--- Supplied material ---

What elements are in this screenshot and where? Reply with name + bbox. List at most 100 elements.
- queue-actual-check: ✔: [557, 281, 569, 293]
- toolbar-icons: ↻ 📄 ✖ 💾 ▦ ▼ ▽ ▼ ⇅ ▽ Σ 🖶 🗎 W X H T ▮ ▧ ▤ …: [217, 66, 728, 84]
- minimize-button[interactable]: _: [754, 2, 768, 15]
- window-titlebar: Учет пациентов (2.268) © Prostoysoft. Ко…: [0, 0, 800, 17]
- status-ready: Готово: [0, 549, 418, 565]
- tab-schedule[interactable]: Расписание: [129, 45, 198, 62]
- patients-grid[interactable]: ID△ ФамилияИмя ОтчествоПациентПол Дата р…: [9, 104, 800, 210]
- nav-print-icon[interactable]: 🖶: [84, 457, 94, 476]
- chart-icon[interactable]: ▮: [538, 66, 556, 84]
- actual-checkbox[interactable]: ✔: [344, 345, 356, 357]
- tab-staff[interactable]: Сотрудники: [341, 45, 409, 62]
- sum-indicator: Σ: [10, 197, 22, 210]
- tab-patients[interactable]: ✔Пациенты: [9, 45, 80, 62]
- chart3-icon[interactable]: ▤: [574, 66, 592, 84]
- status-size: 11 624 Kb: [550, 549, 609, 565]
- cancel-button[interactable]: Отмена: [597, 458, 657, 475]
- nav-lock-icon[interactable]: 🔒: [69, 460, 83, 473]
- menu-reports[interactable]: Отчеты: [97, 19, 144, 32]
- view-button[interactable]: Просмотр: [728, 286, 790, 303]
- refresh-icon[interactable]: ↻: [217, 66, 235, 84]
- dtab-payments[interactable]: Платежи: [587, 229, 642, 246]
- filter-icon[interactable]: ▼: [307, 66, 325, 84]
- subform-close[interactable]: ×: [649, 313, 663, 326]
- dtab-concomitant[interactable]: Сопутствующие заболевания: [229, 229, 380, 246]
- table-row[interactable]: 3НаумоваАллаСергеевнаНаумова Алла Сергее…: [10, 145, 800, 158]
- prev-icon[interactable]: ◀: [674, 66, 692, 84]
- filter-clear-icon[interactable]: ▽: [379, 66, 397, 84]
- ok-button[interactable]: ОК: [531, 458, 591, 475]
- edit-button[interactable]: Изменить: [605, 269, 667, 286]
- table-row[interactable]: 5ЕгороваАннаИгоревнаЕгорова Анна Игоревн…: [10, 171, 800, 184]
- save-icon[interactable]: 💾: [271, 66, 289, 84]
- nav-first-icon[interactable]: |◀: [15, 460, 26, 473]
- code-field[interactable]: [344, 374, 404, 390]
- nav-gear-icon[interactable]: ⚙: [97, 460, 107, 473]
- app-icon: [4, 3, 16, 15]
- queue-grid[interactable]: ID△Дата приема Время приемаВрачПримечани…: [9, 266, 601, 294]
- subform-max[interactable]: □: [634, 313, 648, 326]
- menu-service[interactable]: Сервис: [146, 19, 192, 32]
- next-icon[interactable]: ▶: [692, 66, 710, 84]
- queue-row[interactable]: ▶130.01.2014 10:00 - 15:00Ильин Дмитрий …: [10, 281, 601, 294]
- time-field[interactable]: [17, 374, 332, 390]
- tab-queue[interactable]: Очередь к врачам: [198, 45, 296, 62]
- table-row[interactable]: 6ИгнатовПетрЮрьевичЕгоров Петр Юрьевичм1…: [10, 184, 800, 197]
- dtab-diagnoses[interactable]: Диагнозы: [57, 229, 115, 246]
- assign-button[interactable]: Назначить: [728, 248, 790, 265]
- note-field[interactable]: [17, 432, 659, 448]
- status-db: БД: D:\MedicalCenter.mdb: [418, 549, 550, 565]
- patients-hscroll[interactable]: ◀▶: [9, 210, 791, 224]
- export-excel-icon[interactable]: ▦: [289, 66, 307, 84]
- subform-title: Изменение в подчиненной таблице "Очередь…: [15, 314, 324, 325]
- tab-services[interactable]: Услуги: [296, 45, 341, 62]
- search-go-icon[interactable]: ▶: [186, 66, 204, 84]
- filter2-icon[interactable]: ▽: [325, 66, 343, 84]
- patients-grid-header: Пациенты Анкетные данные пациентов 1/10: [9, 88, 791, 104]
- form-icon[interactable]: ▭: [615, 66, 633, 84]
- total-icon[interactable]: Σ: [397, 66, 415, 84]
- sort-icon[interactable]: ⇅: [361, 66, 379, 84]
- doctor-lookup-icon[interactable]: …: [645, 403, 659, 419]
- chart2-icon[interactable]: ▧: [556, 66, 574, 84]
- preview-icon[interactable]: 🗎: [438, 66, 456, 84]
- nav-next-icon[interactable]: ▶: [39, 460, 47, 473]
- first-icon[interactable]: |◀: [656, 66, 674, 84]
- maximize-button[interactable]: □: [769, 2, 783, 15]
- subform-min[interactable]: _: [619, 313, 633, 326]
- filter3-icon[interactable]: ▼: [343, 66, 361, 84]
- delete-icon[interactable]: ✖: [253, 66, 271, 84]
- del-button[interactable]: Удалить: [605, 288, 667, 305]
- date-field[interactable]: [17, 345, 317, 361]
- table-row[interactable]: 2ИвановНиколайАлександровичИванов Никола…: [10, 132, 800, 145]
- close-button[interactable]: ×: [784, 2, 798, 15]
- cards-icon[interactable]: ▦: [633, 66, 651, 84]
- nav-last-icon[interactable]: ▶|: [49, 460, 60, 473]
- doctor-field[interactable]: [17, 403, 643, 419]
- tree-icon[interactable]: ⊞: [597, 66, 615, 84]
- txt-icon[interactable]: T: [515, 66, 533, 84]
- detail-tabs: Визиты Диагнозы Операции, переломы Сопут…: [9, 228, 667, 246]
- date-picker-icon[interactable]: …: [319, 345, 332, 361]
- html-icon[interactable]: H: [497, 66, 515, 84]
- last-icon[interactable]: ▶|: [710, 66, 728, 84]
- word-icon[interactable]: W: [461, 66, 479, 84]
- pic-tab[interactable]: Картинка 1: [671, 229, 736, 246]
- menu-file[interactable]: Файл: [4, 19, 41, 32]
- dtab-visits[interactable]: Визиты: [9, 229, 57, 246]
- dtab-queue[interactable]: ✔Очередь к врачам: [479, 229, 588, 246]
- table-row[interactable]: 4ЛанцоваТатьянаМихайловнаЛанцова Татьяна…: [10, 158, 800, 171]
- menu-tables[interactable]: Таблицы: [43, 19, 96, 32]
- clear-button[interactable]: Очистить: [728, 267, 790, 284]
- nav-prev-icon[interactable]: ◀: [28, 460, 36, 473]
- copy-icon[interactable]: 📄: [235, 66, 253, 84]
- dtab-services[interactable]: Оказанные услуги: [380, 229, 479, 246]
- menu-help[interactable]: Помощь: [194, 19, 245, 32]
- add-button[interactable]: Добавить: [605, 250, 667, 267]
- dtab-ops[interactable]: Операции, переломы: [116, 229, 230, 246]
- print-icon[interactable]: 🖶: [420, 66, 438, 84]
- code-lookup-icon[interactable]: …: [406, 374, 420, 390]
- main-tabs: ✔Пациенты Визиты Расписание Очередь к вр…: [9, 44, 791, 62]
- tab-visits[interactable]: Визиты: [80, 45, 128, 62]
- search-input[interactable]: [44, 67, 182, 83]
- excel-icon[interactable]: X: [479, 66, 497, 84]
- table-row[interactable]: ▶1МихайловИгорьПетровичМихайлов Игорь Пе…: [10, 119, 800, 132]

---

Directions -> Go through the records and copy each line with "search" in it.

Expected output ->
- search-go-icon[interactable]: ▶: [186, 66, 204, 84]
- search-input[interactable]: [44, 67, 182, 83]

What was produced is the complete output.